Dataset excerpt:
----

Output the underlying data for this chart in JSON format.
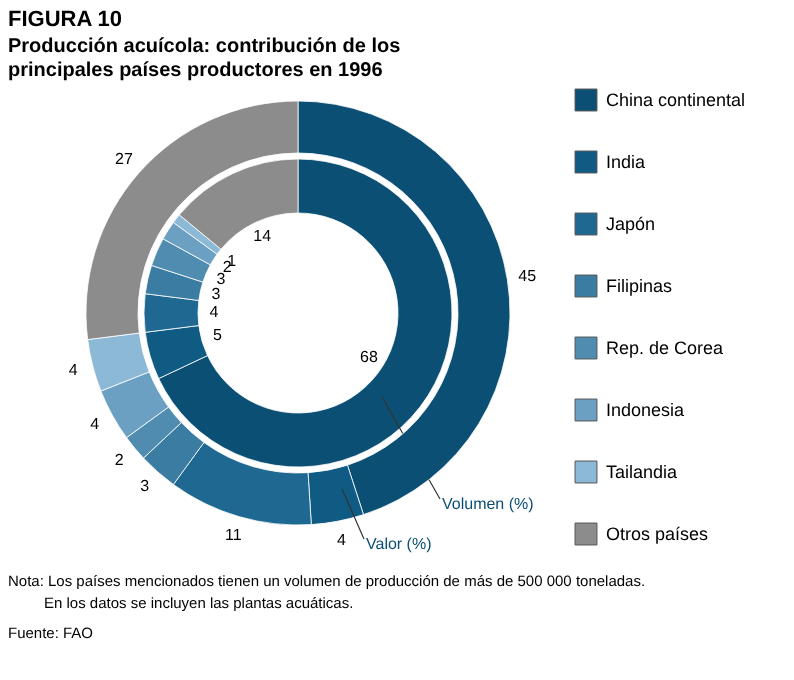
{
  "chart_data": {
    "type": "donut",
    "title": "FIGURA 10",
    "subtitle": "Producción acuícola: contribución de los principales países productores en 1996",
    "categories": [
      "China continental",
      "India",
      "Japón",
      "Filipinas",
      "Rep. de Corea",
      "Indonesia",
      "Tailandia",
      "Otros países"
    ],
    "colors": [
      "#0b4f74",
      "#0f5b84",
      "#1e6891",
      "#3a7ca2",
      "#4f8cb0",
      "#6ba0c2",
      "#8cbad6",
      "#8c8c8c"
    ],
    "series": [
      {
        "name": "Volumen (%)",
        "values": [
          68,
          5,
          4,
          3,
          3,
          2,
          1,
          14
        ]
      },
      {
        "name": "Valor (%)",
        "values": [
          45,
          4,
          11,
          3,
          2,
          4,
          4,
          27
        ]
      }
    ],
    "data_labels": true,
    "legend": "right",
    "annotations": [
      "Nota: Los países mencionados tienen un volumen de producción de más de 500 000 toneladas.",
      "En los datos se incluyen las plantas acuáticas.",
      "Fuente: FAO"
    ]
  }
}
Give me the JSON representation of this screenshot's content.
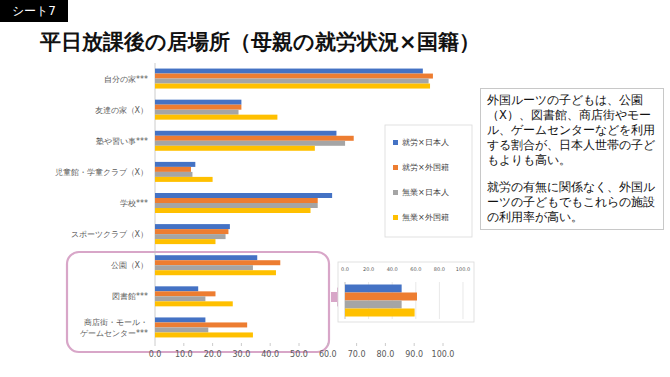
{
  "sheet_label": "シート7",
  "chart_data": [
    {
      "type": "bar",
      "orientation": "horizontal",
      "title": "平日放課後の居場所（母親の就労状況×国籍）",
      "annotation": [
        "外国ルーツの子どもは、公園（X）、図書館、商店街やモール、ゲームセンターなどを利用する割合が、日本人世帯の子どもよりも高い。",
        "就労の有無に関係なく、外国ルーツの子どもでもこれらの施設の利用率が高い。"
      ],
      "categories": [
        "自分の家***",
        "友達の家（X）",
        "塾や習い事***",
        "児童館・学童クラブ（X）",
        "学校***",
        "スポーツクラブ（X）",
        "公園（X）",
        "図書館***",
        "商店街・モール・\nゲームセンター***"
      ],
      "series": [
        {
          "name": "就労×日本人",
          "color": "#4472c4",
          "values": [
            93,
            30,
            63,
            14,
            61.5,
            26,
            35.5,
            15,
            17.5
          ]
        },
        {
          "name": "就労×外国籍",
          "color": "#ed7d31",
          "values": [
            96.5,
            30,
            69,
            12.5,
            56.5,
            25.5,
            43.5,
            21,
            32
          ]
        },
        {
          "name": "無業×日本人",
          "color": "#a5a5a5",
          "values": [
            95,
            29,
            66,
            13,
            56.5,
            24.5,
            34,
            17.5,
            18.5
          ]
        },
        {
          "name": "無業×外国籍",
          "color": "#ffc000",
          "values": [
            95.5,
            42.5,
            55.5,
            20,
            54,
            21,
            42,
            27,
            34
          ]
        }
      ],
      "xlim": [
        0,
        100
      ],
      "xticks": [
        {
          "value": 0,
          "label": "0.0"
        },
        {
          "value": 10,
          "label": "10.0"
        },
        {
          "value": 20,
          "label": "20.0"
        },
        {
          "value": 30,
          "label": "30.0"
        },
        {
          "value": 40,
          "label": "40.0"
        },
        {
          "value": 50,
          "label": "50.0"
        },
        {
          "value": 60,
          "label": "60.0"
        },
        {
          "value": 70,
          "label": "70.0"
        },
        {
          "value": 80,
          "label": "80.0"
        },
        {
          "value": 90,
          "label": "90.0"
        },
        {
          "value": 100,
          "label": "100.0"
        }
      ],
      "grid": false,
      "legend": "right"
    },
    {
      "type": "bar",
      "orientation": "horizontal",
      "categories": [
        null
      ],
      "series": [
        {
          "color": "#4472c4",
          "values": [
            48
          ]
        },
        {
          "color": "#ed7d31",
          "values": [
            61
          ]
        },
        {
          "color": "#a5a5a5",
          "values": [
            48
          ]
        },
        {
          "color": "#ffc000",
          "values": [
            59
          ]
        }
      ],
      "xlim": [
        0,
        100
      ],
      "xticks": [
        {
          "value": 0,
          "label": "0.0"
        },
        {
          "value": 20,
          "label": "20.0"
        },
        {
          "value": 40,
          "label": "40.0"
        },
        {
          "value": 60,
          "label": "60.0"
        },
        {
          "value": 80,
          "label": "80.0"
        },
        {
          "value": 100,
          "label": "100.0"
        }
      ],
      "grid": true
    }
  ]
}
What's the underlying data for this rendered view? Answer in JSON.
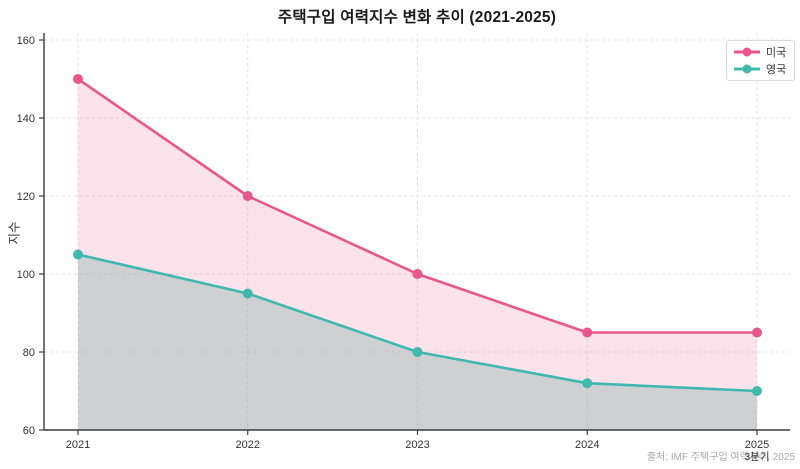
{
  "chart_data": {
    "type": "line",
    "title": "주택구입 여력지수 변화 추이 (2021-2025)",
    "ylabel": "지수",
    "xlabel": "",
    "categories": [
      "2021",
      "2022",
      "2023",
      "2024",
      "2025"
    ],
    "x_sub_labels": [
      "",
      "",
      "",
      "",
      "3분기"
    ],
    "yticks": [
      60,
      80,
      100,
      120,
      140,
      160
    ],
    "ylim": [
      60,
      160
    ],
    "grid": true,
    "grid_style": "dashed",
    "legend_position": "top-right",
    "source": "출처: IMF 주택구입 여력지수, 2025",
    "series": [
      {
        "name": "미국",
        "color": "#e9578a",
        "fill": "rgba(236,95,140,0.18)",
        "values": [
          150,
          120,
          100,
          85,
          85
        ]
      },
      {
        "name": "영국",
        "color": "#3fb8ad",
        "fill": "rgba(148,150,156,0.45)",
        "values": [
          105,
          95,
          80,
          72,
          70
        ]
      }
    ],
    "axis_color": "#3c3c3c",
    "tick_label_color": "#333333",
    "gridline_color": "#e3e3e3"
  }
}
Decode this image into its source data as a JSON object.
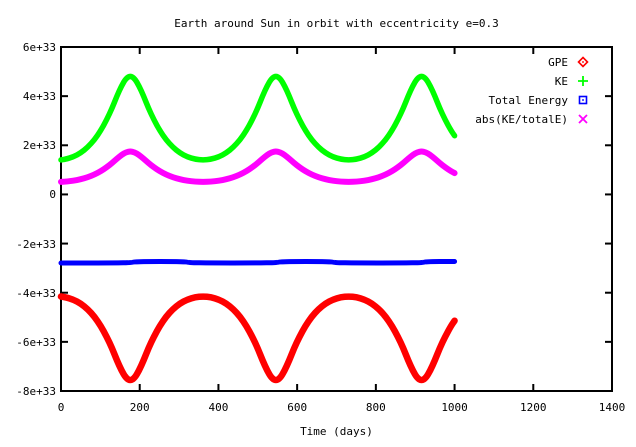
{
  "title": "Earth around Sun in orbit with eccentricity e=0.3",
  "chart_data": {
    "type": "line",
    "title": "Earth around Sun in orbit with eccentricity e=0.3",
    "xlabel": "Time (days)",
    "ylabel": "",
    "grid": false,
    "legend_position": "inside-top-right",
    "x_range": [
      0,
      1400
    ],
    "y_range_e33": [
      -8,
      6
    ],
    "y_unit": "1e33",
    "x_ticks": [
      {
        "v": 0,
        "label": "0"
      },
      {
        "v": 200,
        "label": "200"
      },
      {
        "v": 400,
        "label": "400"
      },
      {
        "v": 600,
        "label": "600"
      },
      {
        "v": 800,
        "label": "800"
      },
      {
        "v": 1000,
        "label": "1000"
      },
      {
        "v": 1200,
        "label": "1200"
      },
      {
        "v": 1400,
        "label": "1400"
      }
    ],
    "y_ticks": [
      {
        "v": -8,
        "label": "-8e+33"
      },
      {
        "v": -6,
        "label": "-6e+33"
      },
      {
        "v": -4,
        "label": "-4e+33"
      },
      {
        "v": -2,
        "label": "-2e+33"
      },
      {
        "v": 0,
        "label": "0"
      },
      {
        "v": 2,
        "label": "2e+33"
      },
      {
        "v": 4,
        "label": "4e+33"
      },
      {
        "v": 6,
        "label": "6e+33"
      }
    ],
    "axis_color": "#000000",
    "background_color": "#ffffff",
    "series": [
      {
        "name": "GPE",
        "color": "#ff0000",
        "marker": "diamond-dot",
        "line_width": 6.5,
        "points_e33": [
          [
            0,
            -4.155
          ],
          [
            11,
            -4.182
          ],
          [
            31,
            -4.278
          ],
          [
            50,
            -4.44
          ],
          [
            68,
            -4.672
          ],
          [
            85,
            -4.976
          ],
          [
            101,
            -5.35
          ],
          [
            116,
            -5.788
          ],
          [
            130,
            -6.268
          ],
          [
            142,
            -6.75
          ],
          [
            154,
            -7.175
          ],
          [
            165,
            -7.472
          ],
          [
            176,
            -7.579
          ],
          [
            187,
            -7.472
          ],
          [
            198,
            -7.175
          ],
          [
            210,
            -6.75
          ],
          [
            222,
            -6.268
          ],
          [
            236,
            -5.788
          ],
          [
            251,
            -5.35
          ],
          [
            267,
            -4.976
          ],
          [
            284,
            -4.672
          ],
          [
            302,
            -4.44
          ],
          [
            321,
            -4.278
          ],
          [
            341,
            -4.182
          ],
          [
            361,
            -4.15
          ],
          [
            381,
            -4.182
          ],
          [
            401,
            -4.278
          ],
          [
            420,
            -4.44
          ],
          [
            438,
            -4.672
          ],
          [
            455,
            -4.976
          ],
          [
            471,
            -5.35
          ],
          [
            486,
            -5.788
          ],
          [
            500,
            -6.268
          ],
          [
            512,
            -6.75
          ],
          [
            524,
            -7.175
          ],
          [
            535,
            -7.472
          ],
          [
            546,
            -7.579
          ],
          [
            557,
            -7.472
          ],
          [
            568,
            -7.175
          ],
          [
            580,
            -6.75
          ],
          [
            592,
            -6.268
          ],
          [
            606,
            -5.788
          ],
          [
            621,
            -5.35
          ],
          [
            637,
            -4.976
          ],
          [
            654,
            -4.672
          ],
          [
            672,
            -4.44
          ],
          [
            691,
            -4.278
          ],
          [
            711,
            -4.182
          ],
          [
            731,
            -4.15
          ],
          [
            751,
            -4.182
          ],
          [
            771,
            -4.278
          ],
          [
            790,
            -4.44
          ],
          [
            808,
            -4.672
          ],
          [
            825,
            -4.976
          ],
          [
            841,
            -5.35
          ],
          [
            856,
            -5.788
          ],
          [
            870,
            -6.268
          ],
          [
            882,
            -6.75
          ],
          [
            894,
            -7.175
          ],
          [
            905,
            -7.472
          ],
          [
            916,
            -7.579
          ],
          [
            927,
            -7.472
          ],
          [
            938,
            -7.175
          ],
          [
            950,
            -6.75
          ],
          [
            962,
            -6.268
          ],
          [
            976,
            -5.788
          ],
          [
            991,
            -5.35
          ],
          [
            1000,
            -5.14
          ]
        ]
      },
      {
        "name": "KE",
        "color": "#00ff00",
        "marker": "plus",
        "line_width": 5.5,
        "points_e33": [
          [
            0,
            1.405
          ],
          [
            11,
            1.432
          ],
          [
            31,
            1.528
          ],
          [
            50,
            1.69
          ],
          [
            68,
            1.922
          ],
          [
            85,
            2.226
          ],
          [
            101,
            2.6
          ],
          [
            116,
            3.038
          ],
          [
            130,
            3.518
          ],
          [
            142,
            4.0
          ],
          [
            154,
            4.425
          ],
          [
            165,
            4.722
          ],
          [
            176,
            4.829
          ],
          [
            187,
            4.722
          ],
          [
            198,
            4.425
          ],
          [
            210,
            4.0
          ],
          [
            222,
            3.518
          ],
          [
            236,
            3.038
          ],
          [
            251,
            2.6
          ],
          [
            267,
            2.226
          ],
          [
            284,
            1.922
          ],
          [
            302,
            1.69
          ],
          [
            321,
            1.528
          ],
          [
            341,
            1.432
          ],
          [
            361,
            1.4
          ],
          [
            381,
            1.432
          ],
          [
            401,
            1.528
          ],
          [
            420,
            1.69
          ],
          [
            438,
            1.922
          ],
          [
            455,
            2.226
          ],
          [
            471,
            2.6
          ],
          [
            486,
            3.038
          ],
          [
            500,
            3.518
          ],
          [
            512,
            4.0
          ],
          [
            524,
            4.425
          ],
          [
            535,
            4.722
          ],
          [
            546,
            4.829
          ],
          [
            557,
            4.722
          ],
          [
            568,
            4.425
          ],
          [
            580,
            4.0
          ],
          [
            592,
            3.518
          ],
          [
            606,
            3.038
          ],
          [
            621,
            2.6
          ],
          [
            637,
            2.226
          ],
          [
            654,
            1.922
          ],
          [
            672,
            1.69
          ],
          [
            691,
            1.528
          ],
          [
            711,
            1.432
          ],
          [
            731,
            1.4
          ],
          [
            751,
            1.432
          ],
          [
            771,
            1.528
          ],
          [
            790,
            1.69
          ],
          [
            808,
            1.922
          ],
          [
            825,
            2.226
          ],
          [
            841,
            2.6
          ],
          [
            856,
            3.038
          ],
          [
            870,
            3.518
          ],
          [
            882,
            4.0
          ],
          [
            894,
            4.425
          ],
          [
            905,
            4.722
          ],
          [
            916,
            4.829
          ],
          [
            927,
            4.722
          ],
          [
            938,
            4.425
          ],
          [
            950,
            4.0
          ],
          [
            962,
            3.518
          ],
          [
            976,
            3.038
          ],
          [
            991,
            2.6
          ],
          [
            1000,
            2.39
          ]
        ]
      },
      {
        "name": "Total Energy",
        "color": "#0000ff",
        "marker": "square-dot",
        "line_width": 5,
        "points_e33": [
          [
            0,
            -2.79
          ],
          [
            180,
            -2.79
          ],
          [
            184,
            -2.73
          ],
          [
            320,
            -2.73
          ],
          [
            324,
            -2.79
          ],
          [
            550,
            -2.79
          ],
          [
            554,
            -2.73
          ],
          [
            690,
            -2.73
          ],
          [
            694,
            -2.79
          ],
          [
            920,
            -2.79
          ],
          [
            924,
            -2.73
          ],
          [
            1000,
            -2.73
          ]
        ]
      },
      {
        "name": "abs(KE/totalE)",
        "color": "#ff00ff",
        "marker": "cross",
        "line_width": 6,
        "points_e33": [
          [
            0,
            0.511
          ],
          [
            11,
            0.521
          ],
          [
            31,
            0.556
          ],
          [
            50,
            0.615
          ],
          [
            68,
            0.699
          ],
          [
            85,
            0.809
          ],
          [
            101,
            0.945
          ],
          [
            116,
            1.105
          ],
          [
            130,
            1.279
          ],
          [
            142,
            1.455
          ],
          [
            154,
            1.609
          ],
          [
            165,
            1.717
          ],
          [
            176,
            1.756
          ],
          [
            187,
            1.717
          ],
          [
            198,
            1.609
          ],
          [
            210,
            1.455
          ],
          [
            222,
            1.279
          ],
          [
            236,
            1.105
          ],
          [
            251,
            0.945
          ],
          [
            267,
            0.809
          ],
          [
            284,
            0.699
          ],
          [
            302,
            0.615
          ],
          [
            321,
            0.556
          ],
          [
            341,
            0.521
          ],
          [
            361,
            0.509
          ],
          [
            381,
            0.521
          ],
          [
            401,
            0.556
          ],
          [
            420,
            0.615
          ],
          [
            438,
            0.699
          ],
          [
            455,
            0.809
          ],
          [
            471,
            0.945
          ],
          [
            486,
            1.105
          ],
          [
            500,
            1.279
          ],
          [
            512,
            1.455
          ],
          [
            524,
            1.609
          ],
          [
            535,
            1.717
          ],
          [
            546,
            1.756
          ],
          [
            557,
            1.717
          ],
          [
            568,
            1.609
          ],
          [
            580,
            1.455
          ],
          [
            592,
            1.279
          ],
          [
            606,
            1.105
          ],
          [
            621,
            0.945
          ],
          [
            637,
            0.809
          ],
          [
            654,
            0.699
          ],
          [
            672,
            0.615
          ],
          [
            691,
            0.556
          ],
          [
            711,
            0.521
          ],
          [
            731,
            0.509
          ],
          [
            751,
            0.521
          ],
          [
            771,
            0.556
          ],
          [
            790,
            0.615
          ],
          [
            808,
            0.699
          ],
          [
            825,
            0.809
          ],
          [
            841,
            0.945
          ],
          [
            856,
            1.105
          ],
          [
            870,
            1.279
          ],
          [
            882,
            1.455
          ],
          [
            894,
            1.609
          ],
          [
            905,
            1.717
          ],
          [
            916,
            1.756
          ],
          [
            927,
            1.717
          ],
          [
            938,
            1.609
          ],
          [
            950,
            1.455
          ],
          [
            962,
            1.279
          ],
          [
            976,
            1.105
          ],
          [
            991,
            0.945
          ],
          [
            1000,
            0.869
          ]
        ]
      }
    ]
  }
}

----

TASK
Using the listing, collect all lines in which the string "with" is found.

EXERCISE OUTPUT
  "title": "Earth around Sun in orbit with eccentricity e=0.3",
    "title": "Earth around Sun in orbit with eccentricity e=0.3",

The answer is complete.